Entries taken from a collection
┏━━
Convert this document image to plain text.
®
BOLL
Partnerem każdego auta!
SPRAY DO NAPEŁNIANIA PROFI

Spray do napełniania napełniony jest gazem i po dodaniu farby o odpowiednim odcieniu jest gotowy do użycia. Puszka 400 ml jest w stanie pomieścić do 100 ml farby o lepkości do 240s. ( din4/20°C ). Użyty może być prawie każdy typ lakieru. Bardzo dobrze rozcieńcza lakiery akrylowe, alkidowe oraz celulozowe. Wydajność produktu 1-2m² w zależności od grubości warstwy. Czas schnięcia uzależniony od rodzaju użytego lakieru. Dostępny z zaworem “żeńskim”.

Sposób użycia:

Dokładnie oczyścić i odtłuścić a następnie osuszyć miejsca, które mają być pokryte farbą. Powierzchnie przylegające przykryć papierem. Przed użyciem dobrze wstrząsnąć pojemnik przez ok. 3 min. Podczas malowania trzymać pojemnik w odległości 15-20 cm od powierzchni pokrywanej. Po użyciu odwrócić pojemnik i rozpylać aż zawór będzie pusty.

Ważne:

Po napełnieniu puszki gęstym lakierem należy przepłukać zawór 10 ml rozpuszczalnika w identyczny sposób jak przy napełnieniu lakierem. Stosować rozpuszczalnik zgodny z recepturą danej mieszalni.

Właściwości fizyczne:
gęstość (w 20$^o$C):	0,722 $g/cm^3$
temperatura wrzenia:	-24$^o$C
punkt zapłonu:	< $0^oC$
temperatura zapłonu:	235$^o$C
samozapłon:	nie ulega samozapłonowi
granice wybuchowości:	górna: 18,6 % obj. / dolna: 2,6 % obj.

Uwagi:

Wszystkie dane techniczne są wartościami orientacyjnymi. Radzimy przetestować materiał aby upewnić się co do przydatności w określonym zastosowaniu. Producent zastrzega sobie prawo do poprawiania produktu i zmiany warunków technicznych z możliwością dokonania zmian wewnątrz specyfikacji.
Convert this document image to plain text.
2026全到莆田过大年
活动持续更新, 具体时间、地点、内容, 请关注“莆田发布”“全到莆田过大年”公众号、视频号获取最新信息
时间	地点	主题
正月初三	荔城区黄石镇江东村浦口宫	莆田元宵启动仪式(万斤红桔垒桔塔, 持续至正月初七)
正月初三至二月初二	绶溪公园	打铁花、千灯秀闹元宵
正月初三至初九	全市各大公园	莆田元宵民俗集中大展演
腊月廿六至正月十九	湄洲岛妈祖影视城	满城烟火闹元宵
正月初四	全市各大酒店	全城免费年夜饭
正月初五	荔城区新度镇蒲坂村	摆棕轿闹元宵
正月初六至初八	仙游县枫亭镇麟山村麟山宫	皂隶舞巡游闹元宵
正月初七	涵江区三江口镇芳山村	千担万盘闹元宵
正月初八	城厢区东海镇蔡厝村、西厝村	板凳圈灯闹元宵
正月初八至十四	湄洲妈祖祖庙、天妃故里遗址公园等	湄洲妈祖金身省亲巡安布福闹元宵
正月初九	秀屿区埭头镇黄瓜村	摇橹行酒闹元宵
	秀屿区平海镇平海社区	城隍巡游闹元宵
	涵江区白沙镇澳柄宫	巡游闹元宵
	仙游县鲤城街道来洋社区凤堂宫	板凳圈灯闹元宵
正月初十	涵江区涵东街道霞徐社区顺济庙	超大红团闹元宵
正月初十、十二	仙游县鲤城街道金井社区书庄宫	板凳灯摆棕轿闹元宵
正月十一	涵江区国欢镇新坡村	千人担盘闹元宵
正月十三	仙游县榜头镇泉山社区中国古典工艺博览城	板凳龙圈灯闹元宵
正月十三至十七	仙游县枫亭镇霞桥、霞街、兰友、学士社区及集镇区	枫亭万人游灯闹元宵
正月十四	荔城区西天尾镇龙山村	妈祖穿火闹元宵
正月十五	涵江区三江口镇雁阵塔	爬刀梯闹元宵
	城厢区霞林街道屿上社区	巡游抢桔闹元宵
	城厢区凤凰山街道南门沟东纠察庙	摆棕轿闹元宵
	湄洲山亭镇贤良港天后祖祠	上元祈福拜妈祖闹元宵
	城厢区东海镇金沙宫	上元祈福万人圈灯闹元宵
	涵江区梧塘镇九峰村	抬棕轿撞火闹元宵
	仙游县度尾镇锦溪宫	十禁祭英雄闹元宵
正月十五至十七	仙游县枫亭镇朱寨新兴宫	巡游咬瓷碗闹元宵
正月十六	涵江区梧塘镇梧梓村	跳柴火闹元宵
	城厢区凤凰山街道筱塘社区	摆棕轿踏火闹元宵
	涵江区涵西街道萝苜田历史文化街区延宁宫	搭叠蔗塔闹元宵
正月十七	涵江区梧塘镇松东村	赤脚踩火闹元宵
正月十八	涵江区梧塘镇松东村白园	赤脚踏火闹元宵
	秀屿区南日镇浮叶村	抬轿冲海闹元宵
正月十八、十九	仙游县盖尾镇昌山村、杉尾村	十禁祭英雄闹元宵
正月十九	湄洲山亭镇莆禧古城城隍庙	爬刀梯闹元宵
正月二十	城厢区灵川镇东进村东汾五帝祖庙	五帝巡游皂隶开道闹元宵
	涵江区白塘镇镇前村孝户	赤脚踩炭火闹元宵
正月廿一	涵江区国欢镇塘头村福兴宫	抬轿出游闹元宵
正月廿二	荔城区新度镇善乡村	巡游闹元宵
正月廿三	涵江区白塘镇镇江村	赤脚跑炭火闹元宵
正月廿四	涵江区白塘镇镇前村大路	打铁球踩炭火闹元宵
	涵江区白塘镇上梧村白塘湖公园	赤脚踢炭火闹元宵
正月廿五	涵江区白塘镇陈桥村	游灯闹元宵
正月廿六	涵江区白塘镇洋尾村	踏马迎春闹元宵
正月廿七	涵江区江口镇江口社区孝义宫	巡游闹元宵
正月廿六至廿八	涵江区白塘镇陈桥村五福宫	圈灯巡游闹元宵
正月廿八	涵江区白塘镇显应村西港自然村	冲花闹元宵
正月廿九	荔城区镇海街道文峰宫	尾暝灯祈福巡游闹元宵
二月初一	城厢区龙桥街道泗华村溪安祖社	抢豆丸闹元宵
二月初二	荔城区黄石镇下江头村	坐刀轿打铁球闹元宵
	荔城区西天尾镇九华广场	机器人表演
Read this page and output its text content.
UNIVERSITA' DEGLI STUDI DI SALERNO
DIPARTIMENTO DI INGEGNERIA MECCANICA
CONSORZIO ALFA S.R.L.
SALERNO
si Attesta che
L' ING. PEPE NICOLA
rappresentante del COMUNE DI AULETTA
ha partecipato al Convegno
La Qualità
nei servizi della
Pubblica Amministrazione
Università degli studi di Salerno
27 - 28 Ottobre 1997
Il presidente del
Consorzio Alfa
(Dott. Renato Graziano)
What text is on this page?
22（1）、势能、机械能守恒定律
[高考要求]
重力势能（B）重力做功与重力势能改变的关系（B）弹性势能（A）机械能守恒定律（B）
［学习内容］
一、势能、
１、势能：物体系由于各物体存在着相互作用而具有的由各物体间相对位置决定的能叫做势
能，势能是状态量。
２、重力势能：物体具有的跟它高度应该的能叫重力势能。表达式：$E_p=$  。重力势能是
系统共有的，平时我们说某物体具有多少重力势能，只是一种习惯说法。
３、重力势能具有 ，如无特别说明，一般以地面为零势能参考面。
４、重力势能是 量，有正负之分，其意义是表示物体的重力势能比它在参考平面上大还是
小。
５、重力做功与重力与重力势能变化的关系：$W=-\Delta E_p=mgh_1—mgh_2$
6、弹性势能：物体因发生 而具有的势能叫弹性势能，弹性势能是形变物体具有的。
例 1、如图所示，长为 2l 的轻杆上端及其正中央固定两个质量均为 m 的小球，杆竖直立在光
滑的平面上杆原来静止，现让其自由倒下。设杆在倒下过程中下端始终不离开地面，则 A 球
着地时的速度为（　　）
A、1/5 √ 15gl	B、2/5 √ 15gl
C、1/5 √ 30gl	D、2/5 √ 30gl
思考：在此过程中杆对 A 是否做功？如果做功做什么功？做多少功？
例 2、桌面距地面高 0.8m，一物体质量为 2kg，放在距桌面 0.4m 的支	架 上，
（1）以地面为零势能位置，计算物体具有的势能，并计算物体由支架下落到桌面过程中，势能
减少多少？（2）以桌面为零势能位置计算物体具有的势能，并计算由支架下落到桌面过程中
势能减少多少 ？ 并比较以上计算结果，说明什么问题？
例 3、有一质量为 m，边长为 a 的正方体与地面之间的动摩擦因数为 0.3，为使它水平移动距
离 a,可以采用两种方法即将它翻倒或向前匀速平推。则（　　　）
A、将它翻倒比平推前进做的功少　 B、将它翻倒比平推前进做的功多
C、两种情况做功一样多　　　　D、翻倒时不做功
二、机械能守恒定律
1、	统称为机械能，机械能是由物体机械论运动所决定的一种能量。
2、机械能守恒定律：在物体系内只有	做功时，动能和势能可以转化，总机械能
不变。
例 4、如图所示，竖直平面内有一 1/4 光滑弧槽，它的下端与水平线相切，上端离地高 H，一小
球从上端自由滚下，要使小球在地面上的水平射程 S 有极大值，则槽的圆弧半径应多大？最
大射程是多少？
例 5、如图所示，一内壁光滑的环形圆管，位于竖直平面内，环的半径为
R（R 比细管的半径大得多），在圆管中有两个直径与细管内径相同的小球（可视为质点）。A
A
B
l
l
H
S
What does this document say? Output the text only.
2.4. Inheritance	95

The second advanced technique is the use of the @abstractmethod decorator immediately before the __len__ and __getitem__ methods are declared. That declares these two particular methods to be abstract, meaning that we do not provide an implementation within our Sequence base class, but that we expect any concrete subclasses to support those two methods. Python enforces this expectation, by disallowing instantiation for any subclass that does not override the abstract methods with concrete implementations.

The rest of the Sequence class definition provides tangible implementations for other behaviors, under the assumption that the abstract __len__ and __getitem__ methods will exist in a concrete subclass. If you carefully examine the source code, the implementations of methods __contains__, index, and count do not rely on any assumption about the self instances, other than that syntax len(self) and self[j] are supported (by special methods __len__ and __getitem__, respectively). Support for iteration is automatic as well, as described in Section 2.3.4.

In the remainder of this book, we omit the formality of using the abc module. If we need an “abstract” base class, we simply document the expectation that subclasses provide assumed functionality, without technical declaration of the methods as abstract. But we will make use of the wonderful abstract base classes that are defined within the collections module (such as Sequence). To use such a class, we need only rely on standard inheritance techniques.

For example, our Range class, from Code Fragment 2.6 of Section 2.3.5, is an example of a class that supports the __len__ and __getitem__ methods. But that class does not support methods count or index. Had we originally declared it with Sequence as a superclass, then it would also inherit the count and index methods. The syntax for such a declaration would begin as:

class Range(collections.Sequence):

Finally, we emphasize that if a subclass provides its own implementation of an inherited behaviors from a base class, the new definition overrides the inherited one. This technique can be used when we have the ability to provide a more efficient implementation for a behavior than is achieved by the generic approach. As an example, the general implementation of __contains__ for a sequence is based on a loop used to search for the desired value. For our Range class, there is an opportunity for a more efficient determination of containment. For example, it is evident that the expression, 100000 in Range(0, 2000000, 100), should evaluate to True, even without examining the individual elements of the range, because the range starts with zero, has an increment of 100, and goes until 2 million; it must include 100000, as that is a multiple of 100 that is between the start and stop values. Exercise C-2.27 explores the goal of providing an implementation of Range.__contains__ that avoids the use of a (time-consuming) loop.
┗━━
What is the number of lines in the listing that include the word "temperatura"? Give that number and nothing else.

#### Full answer
2